Part of a data file:
=======
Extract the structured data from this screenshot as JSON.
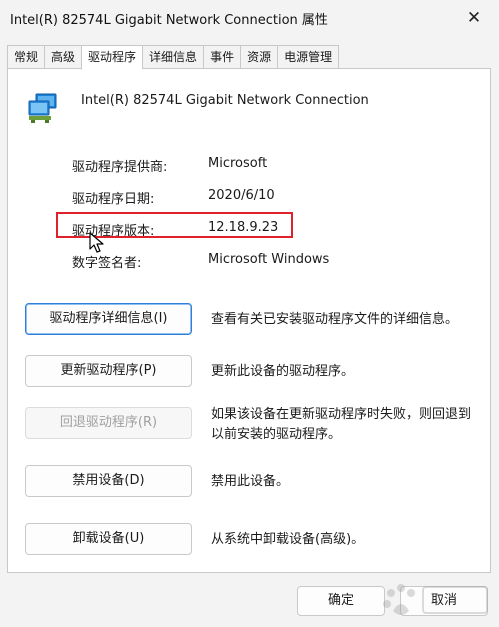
{
  "window": {
    "title": "Intel(R) 82574L Gigabit Network Connection 属性",
    "close_glyph": "✕"
  },
  "tabs": [
    {
      "label": "常规",
      "active": false
    },
    {
      "label": "高级",
      "active": false
    },
    {
      "label": "驱动程序",
      "active": true
    },
    {
      "label": "详细信息",
      "active": false
    },
    {
      "label": "事件",
      "active": false
    },
    {
      "label": "资源",
      "active": false
    },
    {
      "label": "电源管理",
      "active": false
    }
  ],
  "device": {
    "name": "Intel(R) 82574L Gigabit Network Connection",
    "icon": "network-adapter-icon"
  },
  "info": [
    {
      "label": "驱动程序提供商:",
      "value": "Microsoft"
    },
    {
      "label": "驱动程序日期:",
      "value": "2020/6/10"
    },
    {
      "label": "驱动程序版本:",
      "value": "12.18.9.23"
    },
    {
      "label": "数字签名者:",
      "value": "Microsoft Windows"
    }
  ],
  "actions": [
    {
      "label": "驱动程序详细信息(I)",
      "description": "查看有关已安装驱动程序文件的详细信息。",
      "enabled": true
    },
    {
      "label": "更新驱动程序(P)",
      "description": "更新此设备的驱动程序。",
      "enabled": true
    },
    {
      "label": "回退驱动程序(R)",
      "description": "如果该设备在更新驱动程序时失败，则回退到以前安装的驱动程序。",
      "enabled": false
    },
    {
      "label": "禁用设备(D)",
      "description": "禁用此设备。",
      "enabled": true
    },
    {
      "label": "卸载设备(U)",
      "description": "从系统中卸载设备(高级)。",
      "enabled": true
    }
  ],
  "footer": {
    "ok_label": "确定",
    "cancel_label": "取消"
  },
  "colors": {
    "highlight": "#e0202a",
    "accent": "#2f7ed8"
  }
}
=======
Exercise prompt
Copy out all the data without changing anything, and drop the pictures.

Exercise solution
Extract the structured data from this screenshot as JSON.
{
  "window": {
    "title": "Intel(R) 82574L Gigabit Network Connection 属性",
    "close_glyph": "✕"
  },
  "tabs": [
    {
      "label": "常规",
      "active": false
    },
    {
      "label": "高级",
      "active": false
    },
    {
      "label": "驱动程序",
      "active": true
    },
    {
      "label": "详细信息",
      "active": false
    },
    {
      "label": "事件",
      "active": false
    },
    {
      "label": "资源",
      "active": false
    },
    {
      "label": "电源管理",
      "active": false
    }
  ],
  "device": {
    "name": "Intel(R) 82574L Gigabit Network Connection",
    "icon": "network-adapter-icon"
  },
  "info": [
    {
      "label": "驱动程序提供商:",
      "value": "Microsoft"
    },
    {
      "label": "驱动程序日期:",
      "value": "2020/6/10"
    },
    {
      "label": "驱动程序版本:",
      "value": "12.18.9.23"
    },
    {
      "label": "数字签名者:",
      "value": "Microsoft Windows"
    }
  ],
  "actions": [
    {
      "label": "驱动程序详细信息(I)",
      "description": "查看有关已安装驱动程序文件的详细信息。",
      "enabled": true
    },
    {
      "label": "更新驱动程序(P)",
      "description": "更新此设备的驱动程序。",
      "enabled": true
    },
    {
      "label": "回退驱动程序(R)",
      "description": "如果该设备在更新驱动程序时失败，则回退到以前安装的驱动程序。",
      "enabled": false
    },
    {
      "label": "禁用设备(D)",
      "description": "禁用此设备。",
      "enabled": true
    },
    {
      "label": "卸载设备(U)",
      "description": "从系统中卸载设备(高级)。",
      "enabled": true
    }
  ],
  "footer": {
    "ok_label": "确定",
    "cancel_label": "取消"
  },
  "colors": {
    "highlight": "#e0202a",
    "accent": "#2f7ed8"
  }
}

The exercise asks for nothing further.